RECORD EXTRACTS →
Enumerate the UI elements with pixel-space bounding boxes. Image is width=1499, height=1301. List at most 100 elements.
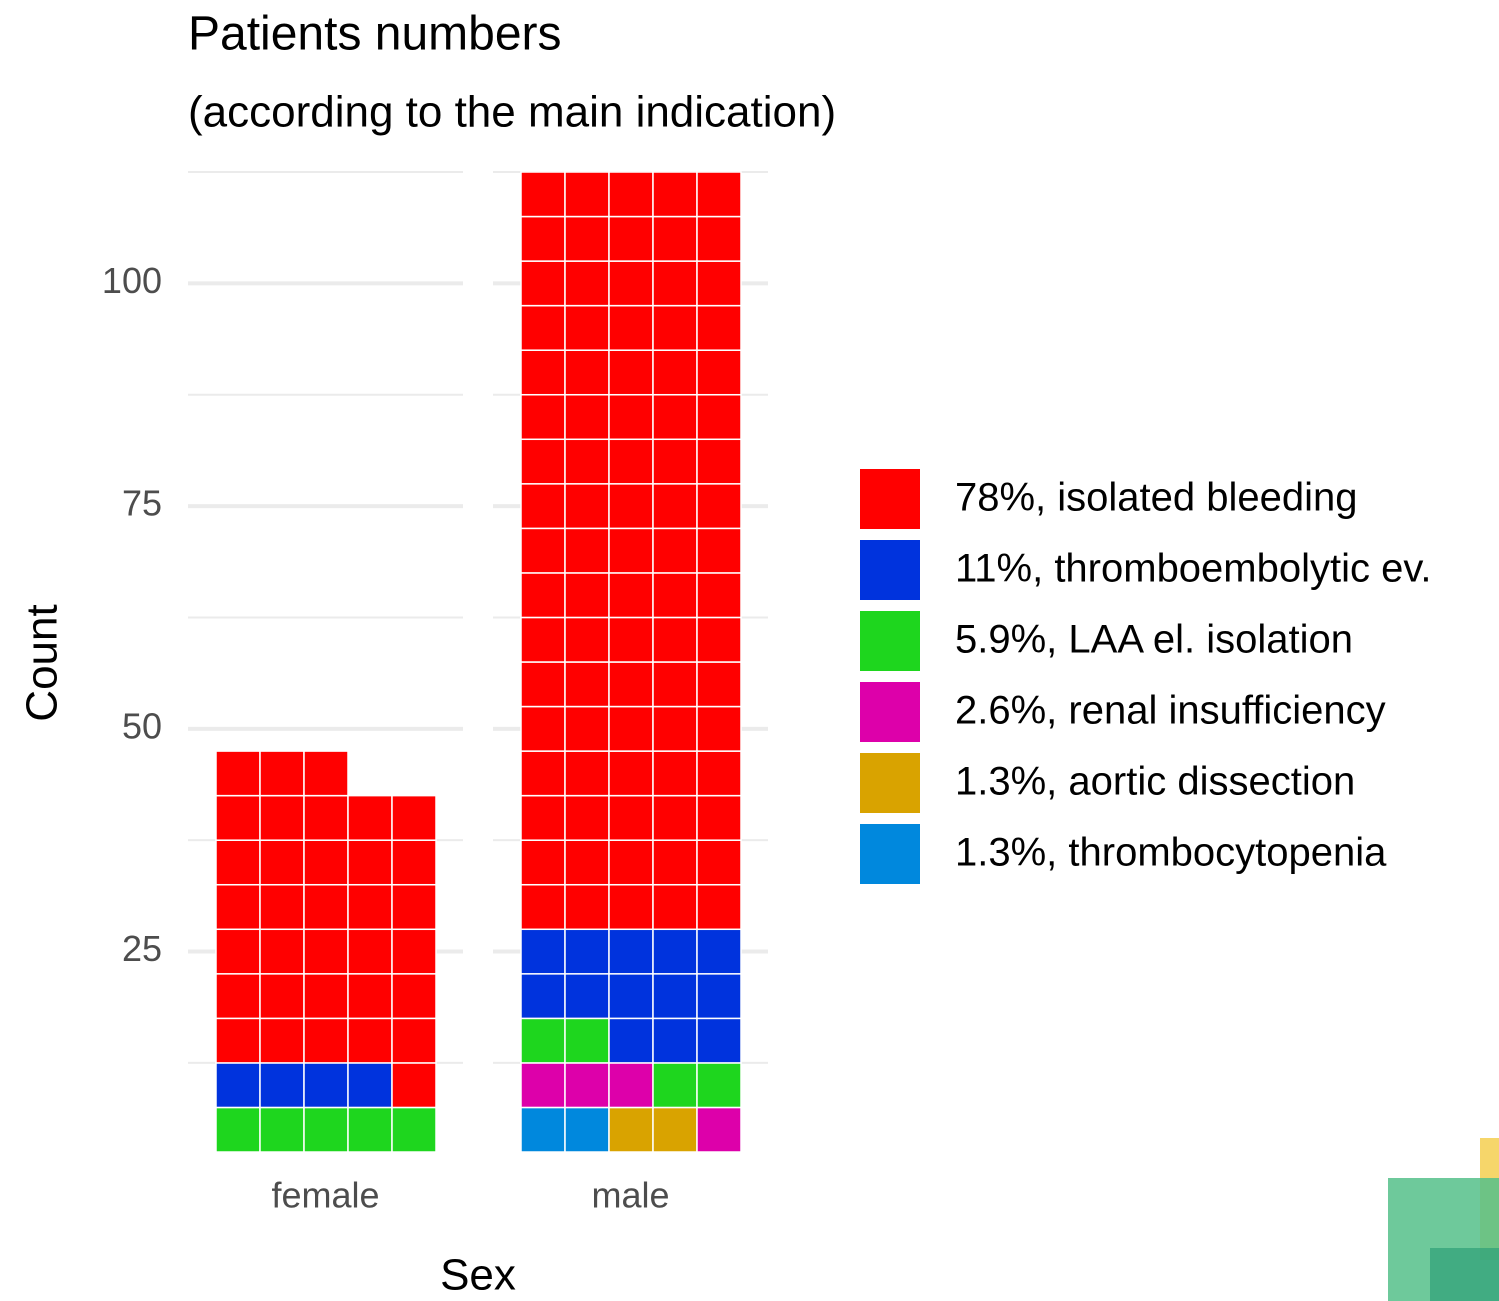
tile [520, 215, 566, 262]
tile [347, 1062, 393, 1109]
tile [215, 883, 261, 931]
tile [608, 572, 654, 619]
legend-swatch [860, 753, 920, 813]
tile [652, 349, 698, 396]
tile [696, 572, 742, 619]
tile [652, 661, 698, 708]
tile [520, 973, 566, 1020]
tile [520, 750, 566, 797]
tile [303, 750, 349, 797]
tile [608, 1106, 654, 1153]
tile [259, 1106, 305, 1153]
tile [696, 616, 742, 663]
tile [608, 750, 654, 797]
tile [652, 438, 698, 485]
tile [259, 1062, 305, 1109]
x-tick-label: male [591, 1175, 669, 1216]
tile [652, 572, 698, 619]
tile [564, 527, 610, 574]
tile [608, 438, 654, 485]
tile [564, 215, 610, 262]
tile [696, 928, 742, 975]
tile [215, 750, 261, 797]
tile [520, 438, 566, 485]
y-tick-label: 50 [122, 705, 162, 746]
tile [608, 1062, 654, 1109]
legend-label: 5.9%, LAA el. isolation [955, 618, 1353, 662]
tile [259, 928, 305, 975]
tile [608, 883, 654, 931]
tile [259, 794, 305, 841]
tile [608, 928, 654, 975]
tile [564, 705, 610, 752]
tile [696, 661, 742, 708]
x-axis-label: Sex [440, 1251, 516, 1300]
tile [652, 750, 698, 797]
tile [652, 928, 698, 975]
tile [520, 483, 566, 530]
tile [696, 883, 742, 931]
tile [608, 215, 654, 262]
tile [696, 794, 742, 841]
tile [215, 1062, 261, 1109]
tile [215, 928, 261, 975]
tile [696, 260, 742, 307]
tile [520, 1106, 566, 1153]
chart-title: Patients numbers [188, 8, 562, 61]
tile [520, 349, 566, 396]
tile [520, 171, 566, 218]
tile [564, 349, 610, 396]
tile [520, 260, 566, 307]
tile [259, 839, 305, 886]
legend-label: 2.6%, renal insufficiency [955, 689, 1386, 733]
tile [391, 1017, 437, 1064]
tile [564, 616, 610, 663]
tile [696, 973, 742, 1020]
tile [608, 616, 654, 663]
tile [652, 973, 698, 1020]
chart-subtitle: (according to the main indication) [188, 88, 836, 137]
tile [215, 794, 261, 841]
tile [564, 572, 610, 619]
tile [696, 393, 742, 441]
tile [696, 483, 742, 530]
tile [564, 794, 610, 841]
tile [520, 1062, 566, 1109]
tile [696, 438, 742, 485]
tile [652, 215, 698, 262]
tile [652, 883, 698, 931]
x-tick-label: female [271, 1175, 379, 1216]
tile [520, 839, 566, 886]
tile [608, 527, 654, 574]
tile [215, 839, 261, 886]
tile [303, 794, 349, 841]
y-tick-label: 75 [122, 483, 162, 524]
tile [303, 973, 349, 1020]
legend-swatch [860, 682, 920, 742]
tile [303, 883, 349, 931]
tile [564, 928, 610, 975]
tile [608, 483, 654, 530]
tile [391, 1106, 437, 1153]
legend-swatch [860, 469, 920, 529]
tile [564, 438, 610, 485]
tile [564, 1062, 610, 1109]
tile [696, 1062, 742, 1109]
tile [347, 928, 393, 975]
tile [564, 483, 610, 530]
tile [608, 1017, 654, 1064]
tile [520, 304, 566, 351]
tile [652, 1106, 698, 1153]
tile [520, 572, 566, 619]
tile [696, 705, 742, 752]
tile [564, 1017, 610, 1064]
tile [259, 973, 305, 1020]
tile [520, 661, 566, 708]
y-tick-label: 25 [122, 928, 162, 969]
logo [1388, 1138, 1499, 1301]
y-axis-label: Count [18, 604, 67, 721]
legend-swatch [860, 824, 920, 884]
tile [303, 1106, 349, 1153]
tile [564, 1106, 610, 1153]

INSTRUCTIONS FOR THE TASK → Your copy should match the records above exactly, except that it contains no pictures.

REPLY →
Enumerate the UI elements with pixel-space bounding boxes. Image is width=1499, height=1301. List at most 100 elements.
tile [520, 215, 566, 262]
tile [347, 1062, 393, 1109]
tile [215, 883, 261, 931]
tile [608, 572, 654, 619]
legend-swatch [860, 753, 920, 813]
tile [652, 349, 698, 396]
tile [696, 572, 742, 619]
tile [652, 661, 698, 708]
tile [520, 973, 566, 1020]
tile [520, 750, 566, 797]
tile [303, 750, 349, 797]
tile [608, 1106, 654, 1153]
tile [259, 1106, 305, 1153]
tile [696, 616, 742, 663]
tile [608, 750, 654, 797]
tile [652, 438, 698, 485]
tile [259, 1062, 305, 1109]
x-tick-label: male [591, 1175, 669, 1216]
tile [652, 572, 698, 619]
tile [564, 527, 610, 574]
tile [608, 438, 654, 485]
tile [564, 215, 610, 262]
tile [696, 928, 742, 975]
tile [215, 750, 261, 797]
tile [520, 438, 566, 485]
y-tick-label: 50 [122, 705, 162, 746]
tile [608, 1062, 654, 1109]
legend-label: 5.9%, LAA el. isolation [955, 618, 1353, 662]
tile [259, 928, 305, 975]
tile [608, 883, 654, 931]
tile [259, 794, 305, 841]
tile [608, 928, 654, 975]
tile [564, 705, 610, 752]
tile [696, 661, 742, 708]
x-axis-label: Sex [440, 1251, 516, 1300]
tile [652, 750, 698, 797]
tile [652, 928, 698, 975]
tile [520, 483, 566, 530]
tile [696, 883, 742, 931]
tile [608, 215, 654, 262]
tile [696, 794, 742, 841]
tile [215, 1062, 261, 1109]
tile [215, 928, 261, 975]
tile [696, 260, 742, 307]
tile [520, 1106, 566, 1153]
chart-title: Patients numbers [188, 8, 562, 61]
tile [520, 349, 566, 396]
tile [520, 171, 566, 218]
tile [564, 349, 610, 396]
tile [520, 260, 566, 307]
tile [259, 839, 305, 886]
legend-label: 2.6%, renal insufficiency [955, 689, 1386, 733]
tile [391, 1017, 437, 1064]
tile [564, 616, 610, 663]
tile [696, 973, 742, 1020]
tile [608, 616, 654, 663]
tile [652, 973, 698, 1020]
chart-subtitle: (according to the main indication) [188, 88, 836, 137]
tile [215, 794, 261, 841]
tile [564, 572, 610, 619]
tile [696, 393, 742, 441]
tile [696, 483, 742, 530]
tile [564, 794, 610, 841]
tile [520, 1062, 566, 1109]
tile [696, 438, 742, 485]
tile [652, 215, 698, 262]
tile [652, 883, 698, 931]
x-tick-label: female [271, 1175, 379, 1216]
tile [520, 839, 566, 886]
tile [608, 527, 654, 574]
tile [215, 839, 261, 886]
tile [303, 794, 349, 841]
y-tick-label: 75 [122, 483, 162, 524]
tile [303, 973, 349, 1020]
legend-swatch [860, 682, 920, 742]
tile [303, 883, 349, 931]
tile [564, 928, 610, 975]
tile [608, 483, 654, 530]
tile [391, 1106, 437, 1153]
legend-swatch [860, 469, 920, 529]
tile [564, 438, 610, 485]
tile [564, 1062, 610, 1109]
tile [696, 1062, 742, 1109]
tile [347, 928, 393, 975]
tile [564, 483, 610, 530]
tile [608, 1017, 654, 1064]
tile [520, 304, 566, 351]
tile [652, 1106, 698, 1153]
tile [520, 572, 566, 619]
tile [696, 705, 742, 752]
tile [564, 1017, 610, 1064]
tile [259, 973, 305, 1020]
tile [520, 661, 566, 708]
y-tick-label: 25 [122, 928, 162, 969]
logo [1388, 1138, 1499, 1301]
y-axis-label: Count [18, 604, 67, 721]
legend-swatch [860, 824, 920, 884]
tile [303, 1106, 349, 1153]
tile [564, 1106, 610, 1153]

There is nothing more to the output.